(Figure data in JSON)

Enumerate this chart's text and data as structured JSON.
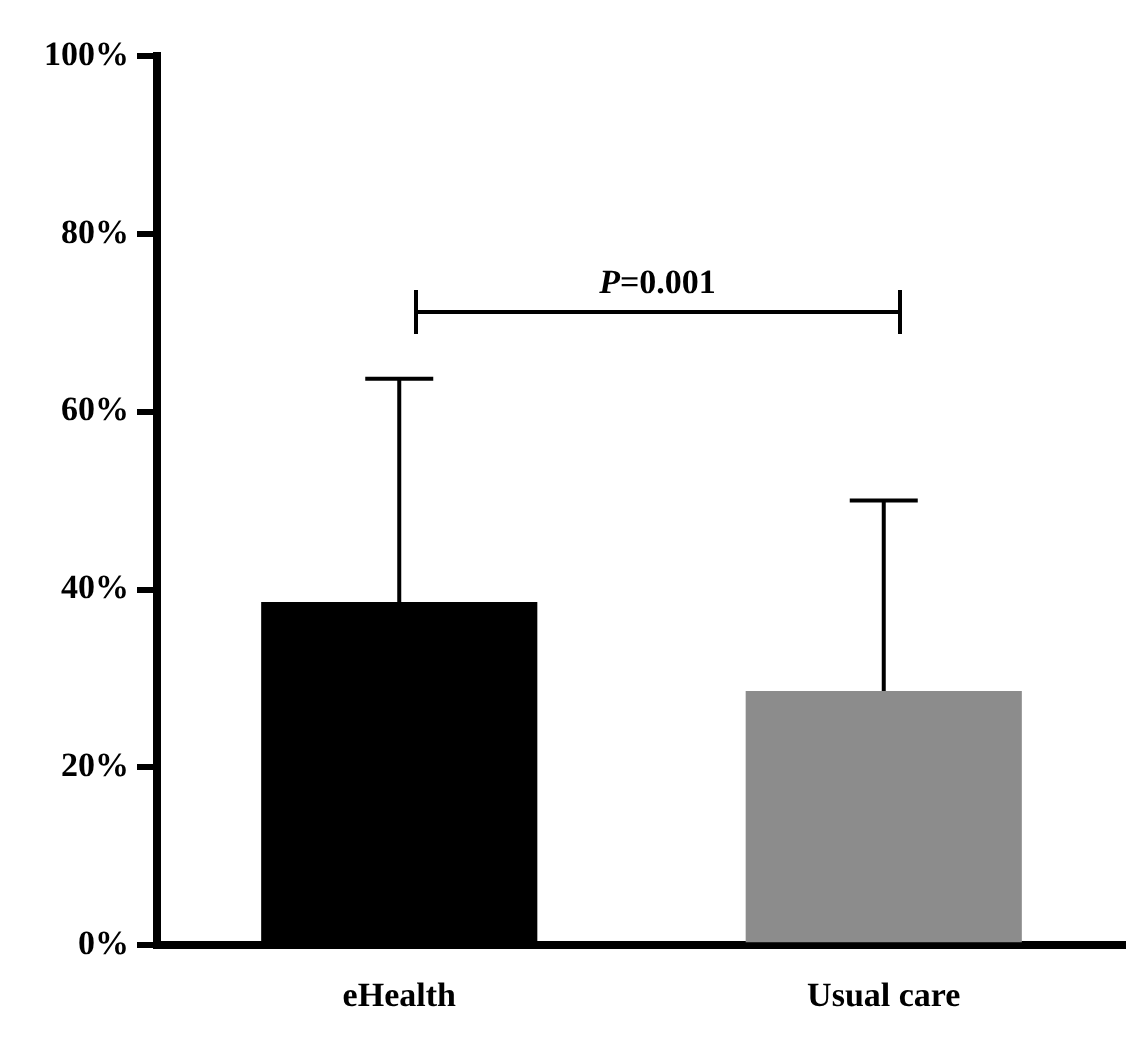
{
  "chart_data": {
    "type": "bar",
    "categories": [
      "eHealth",
      "Usual care"
    ],
    "values": [
      38.6,
      28.6
    ],
    "colors": [
      "#000000",
      "#8c8c8c"
    ],
    "errors": [
      [
        38.6,
        63.7
      ],
      [
        28.6,
        50.0
      ]
    ],
    "ylim": [
      0,
      100
    ],
    "yticks": [
      {
        "value": 0,
        "label": "0%"
      },
      {
        "value": 20,
        "label": "20%"
      },
      {
        "value": 40,
        "label": "40%"
      },
      {
        "value": 60,
        "label": "60%"
      },
      {
        "value": 80,
        "label": "80%"
      },
      {
        "value": 100,
        "label": "100%"
      }
    ],
    "annotations": [
      "P=0.001"
    ],
    "grid": false,
    "legend": false
  }
}
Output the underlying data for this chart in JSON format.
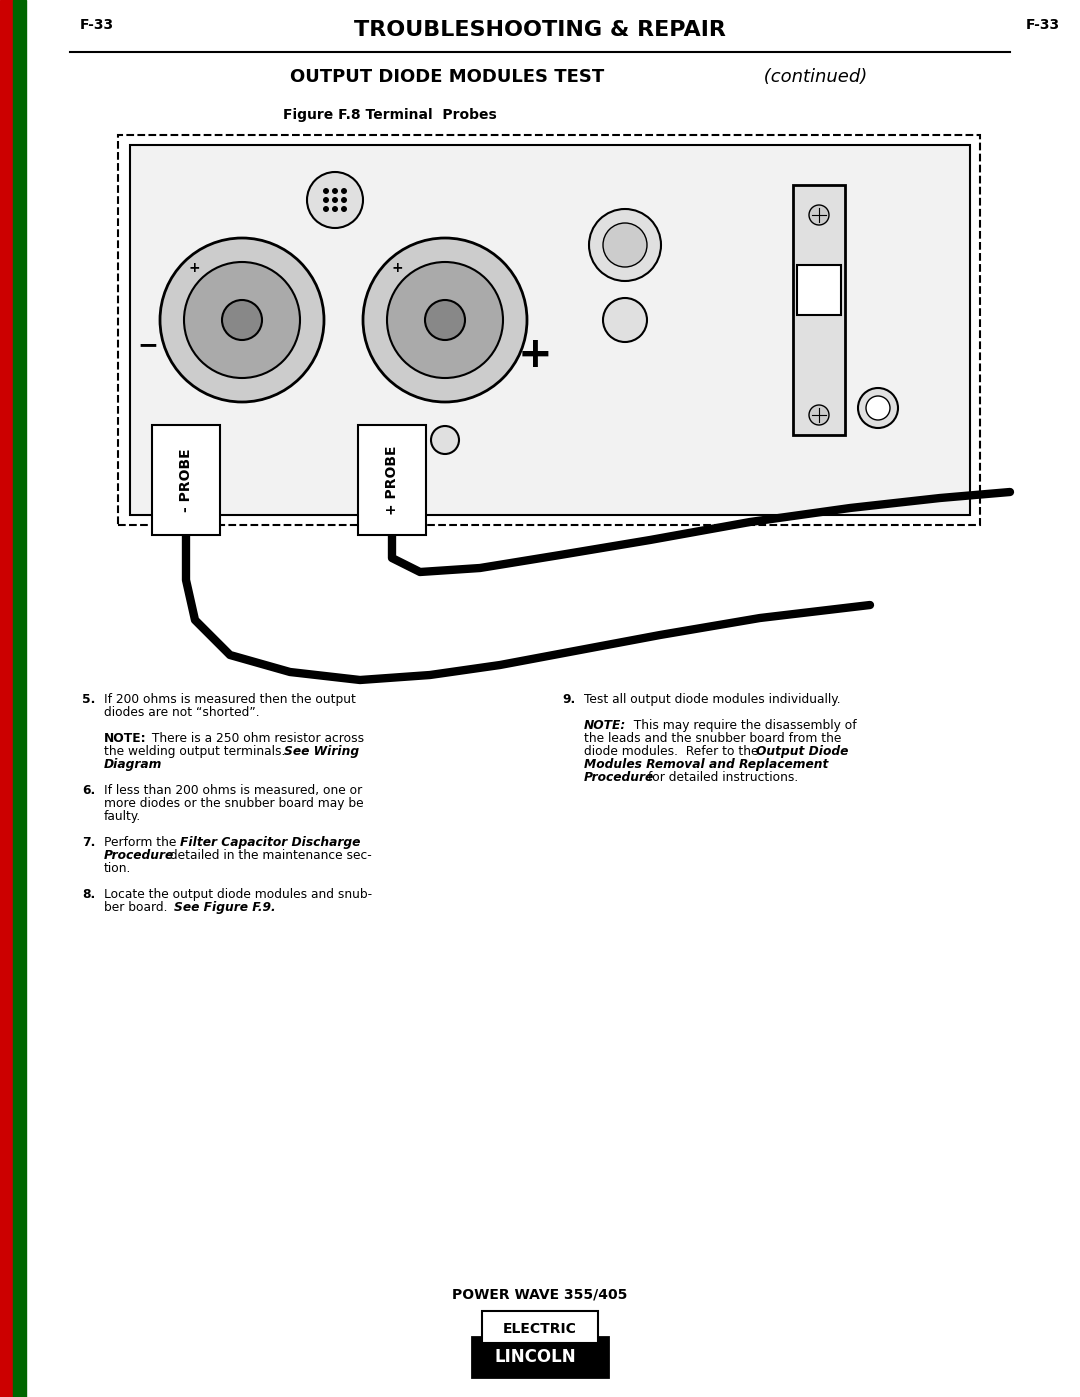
{
  "page_width": 10.8,
  "page_height": 13.97,
  "bg_color": "#ffffff",
  "header_page_num": "F-33",
  "header_title": "TROUBLESHOOTING & REPAIR",
  "section_title_bold": "OUTPUT DIODE MODULES TEST",
  "section_title_italic": " (continued)",
  "figure_caption": "Figure F.8 Terminal  Probes",
  "footer_text": "POWER WAVE 355/405"
}
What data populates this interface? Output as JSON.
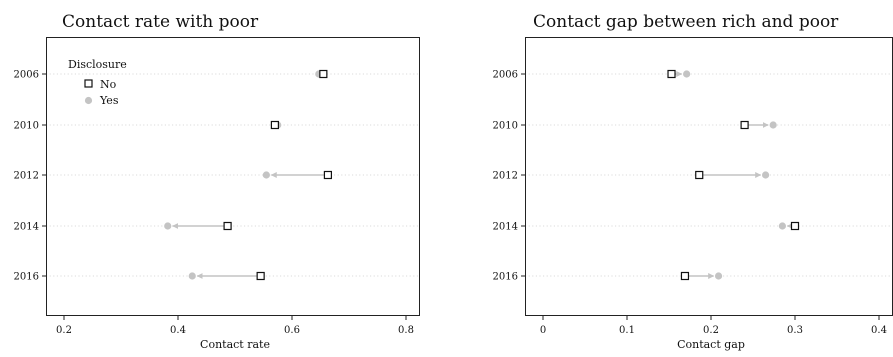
{
  "colors": {
    "no": "#111111",
    "yes": "#c4c4c4",
    "grid": "#cfcfcf",
    "axis": "#222222"
  },
  "legend": {
    "title": "Disclosure",
    "items": [
      "No",
      "Yes"
    ]
  },
  "chart_data": [
    {
      "type": "dot",
      "title": "Contact rate with poor",
      "xlabel": "Contact rate",
      "ylabel": "",
      "xlim": [
        0.2,
        0.8
      ],
      "xticks": [
        0.2,
        0.4,
        0.6,
        0.8
      ],
      "xtick_labels": [
        "0.2",
        "0.4",
        "0.6",
        "0.8"
      ],
      "categories": [
        "2006",
        "2010",
        "2012",
        "2014",
        "2016"
      ],
      "series": [
        {
          "name": "No",
          "values": [
            0.655,
            0.57,
            0.663,
            0.487,
            0.545
          ]
        },
        {
          "name": "Yes",
          "values": [
            0.647,
            0.575,
            0.555,
            0.382,
            0.425
          ]
        }
      ],
      "legend_position": "top-left",
      "grid": "horizontal dotted"
    },
    {
      "type": "dot",
      "title": "Contact gap between rich and poor",
      "xlabel": "Contact gap",
      "ylabel": "",
      "xlim": [
        0,
        0.4
      ],
      "xticks": [
        0,
        0.1,
        0.2,
        0.3,
        0.4
      ],
      "xtick_labels": [
        "0",
        "0.1",
        "0.2",
        "0.3",
        "0.4"
      ],
      "categories": [
        "2006",
        "2010",
        "2012",
        "2014",
        "2016"
      ],
      "series": [
        {
          "name": "No",
          "values": [
            0.153,
            0.24,
            0.186,
            0.3,
            0.169
          ]
        },
        {
          "name": "Yes",
          "values": [
            0.171,
            0.274,
            0.265,
            0.285,
            0.209
          ]
        }
      ],
      "grid": "horizontal dotted"
    }
  ]
}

WRITTEN PROBLEM => Answer with one number: how many lines in the listing hold "xlabel".

COMPLETED EXERCISE => 2